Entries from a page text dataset
::::::
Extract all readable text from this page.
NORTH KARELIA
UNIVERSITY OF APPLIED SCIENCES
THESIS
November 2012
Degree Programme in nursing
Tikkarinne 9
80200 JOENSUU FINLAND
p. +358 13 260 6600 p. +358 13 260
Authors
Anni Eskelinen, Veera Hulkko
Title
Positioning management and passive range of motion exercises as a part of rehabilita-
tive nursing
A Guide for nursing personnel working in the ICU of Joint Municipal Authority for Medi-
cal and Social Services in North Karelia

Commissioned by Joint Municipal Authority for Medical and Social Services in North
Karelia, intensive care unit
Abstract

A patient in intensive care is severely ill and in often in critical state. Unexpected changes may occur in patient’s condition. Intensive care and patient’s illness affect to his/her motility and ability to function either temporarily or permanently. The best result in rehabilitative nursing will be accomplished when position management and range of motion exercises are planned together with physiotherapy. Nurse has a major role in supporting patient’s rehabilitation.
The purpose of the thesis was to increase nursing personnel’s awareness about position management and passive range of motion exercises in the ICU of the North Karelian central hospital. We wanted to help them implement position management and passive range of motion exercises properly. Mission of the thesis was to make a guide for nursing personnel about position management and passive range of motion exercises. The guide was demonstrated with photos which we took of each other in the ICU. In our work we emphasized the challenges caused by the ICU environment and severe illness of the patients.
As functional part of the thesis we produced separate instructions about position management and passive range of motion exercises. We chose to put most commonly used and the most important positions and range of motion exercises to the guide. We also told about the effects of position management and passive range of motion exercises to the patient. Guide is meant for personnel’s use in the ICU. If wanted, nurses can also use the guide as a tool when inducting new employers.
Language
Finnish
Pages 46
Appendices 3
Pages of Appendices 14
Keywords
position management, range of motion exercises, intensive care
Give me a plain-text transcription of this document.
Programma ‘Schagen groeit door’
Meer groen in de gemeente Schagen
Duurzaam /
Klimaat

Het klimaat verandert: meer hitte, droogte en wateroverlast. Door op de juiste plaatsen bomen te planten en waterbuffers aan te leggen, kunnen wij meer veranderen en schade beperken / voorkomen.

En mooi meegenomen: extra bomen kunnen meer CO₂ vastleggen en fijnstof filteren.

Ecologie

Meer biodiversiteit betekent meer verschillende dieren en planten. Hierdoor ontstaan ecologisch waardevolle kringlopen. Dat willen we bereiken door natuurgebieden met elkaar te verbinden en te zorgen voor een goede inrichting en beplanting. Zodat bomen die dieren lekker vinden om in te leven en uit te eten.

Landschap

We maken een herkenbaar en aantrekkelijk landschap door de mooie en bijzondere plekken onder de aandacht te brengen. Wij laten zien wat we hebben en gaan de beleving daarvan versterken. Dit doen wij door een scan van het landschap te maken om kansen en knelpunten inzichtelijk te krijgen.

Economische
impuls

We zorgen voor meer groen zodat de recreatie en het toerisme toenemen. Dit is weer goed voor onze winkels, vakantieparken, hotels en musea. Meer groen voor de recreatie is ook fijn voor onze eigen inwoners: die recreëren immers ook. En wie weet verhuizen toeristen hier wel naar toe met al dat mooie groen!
::::::
_EXERCISE INSTRUCTIONS_. Restate all of the entries above precisely.

_ANSWER TO THIS PROBLEM_.
Extract all readable text from this page.
NORTH KARELIA
UNIVERSITY OF APPLIED SCIENCES
THESIS
November 2012
Degree Programme in nursing
Tikkarinne 9
80200 JOENSUU FINLAND
p. +358 13 260 6600 p. +358 13 260
Authors
Anni Eskelinen, Veera Hulkko
Title
Positioning management and passive range of motion exercises as a part of rehabilita-
tive nursing
A Guide for nursing personnel working in the ICU of Joint Municipal Authority for Medi-
cal and Social Services in North Karelia

Commissioned by Joint Municipal Authority for Medical and Social Services in North
Karelia, intensive care unit
Abstract

A patient in intensive care is severely ill and in often in critical state. Unexpected changes may occur in patient’s condition. Intensive care and patient’s illness affect to his/her motility and ability to function either temporarily or permanently. The best result in rehabilitative nursing will be accomplished when position management and range of motion exercises are planned together with physiotherapy. Nurse has a major role in supporting patient’s rehabilitation.
The purpose of the thesis was to increase nursing personnel’s awareness about position management and passive range of motion exercises in the ICU of the North Karelian central hospital. We wanted to help them implement position management and passive range of motion exercises properly. Mission of the thesis was to make a guide for nursing personnel about position management and passive range of motion exercises. The guide was demonstrated with photos which we took of each other in the ICU. In our work we emphasized the challenges caused by the ICU environment and severe illness of the patients.
As functional part of the thesis we produced separate instructions about position management and passive range of motion exercises. We chose to put most commonly used and the most important positions and range of motion exercises to the guide. We also told about the effects of position management and passive range of motion exercises to the patient. Guide is meant for personnel’s use in the ICU. If wanted, nurses can also use the guide as a tool when inducting new employers.
Language
Finnish
Pages 46
Appendices 3
Pages of Appendices 14
Keywords
position management, range of motion exercises, intensive care
Give me a plain-text transcription of this document.
Programma ‘Schagen groeit door’
Meer groen in de gemeente Schagen
Duurzaam /
Klimaat

Het klimaat verandert: meer hitte, droogte en wateroverlast. Door op de juiste plaatsen bomen te planten en waterbuffers aan te leggen, kunnen wij meer veranderen en schade beperken / voorkomen.

En mooi meegenomen: extra bomen kunnen meer CO₂ vastleggen en fijnstof filteren.

Ecologie

Meer biodiversiteit betekent meer verschillende dieren en planten. Hierdoor ontstaan ecologisch waardevolle kringlopen. Dat willen we bereiken door natuurgebieden met elkaar te verbinden en te zorgen voor een goede inrichting en beplanting. Zodat bomen die dieren lekker vinden om in te leven en uit te eten.

Landschap

We maken een herkenbaar en aantrekkelijk landschap door de mooie en bijzondere plekken onder de aandacht te brengen. Wij laten zien wat we hebben en gaan de beleving daarvan versterken. Dit doen wij door een scan van het landschap te maken om kansen en knelpunten inzichtelijk te krijgen.

Economische
impuls

We zorgen voor meer groen zodat de recreatie en het toerisme toenemen. Dit is weer goed voor onze winkels, vakantieparken, hotels en musea. Meer groen voor de recreatie is ook fijn voor onze eigen inwoners: die recreëren immers ook. En wie weet verhuizen toeristen hier wel naar toe met al dat mooie groen!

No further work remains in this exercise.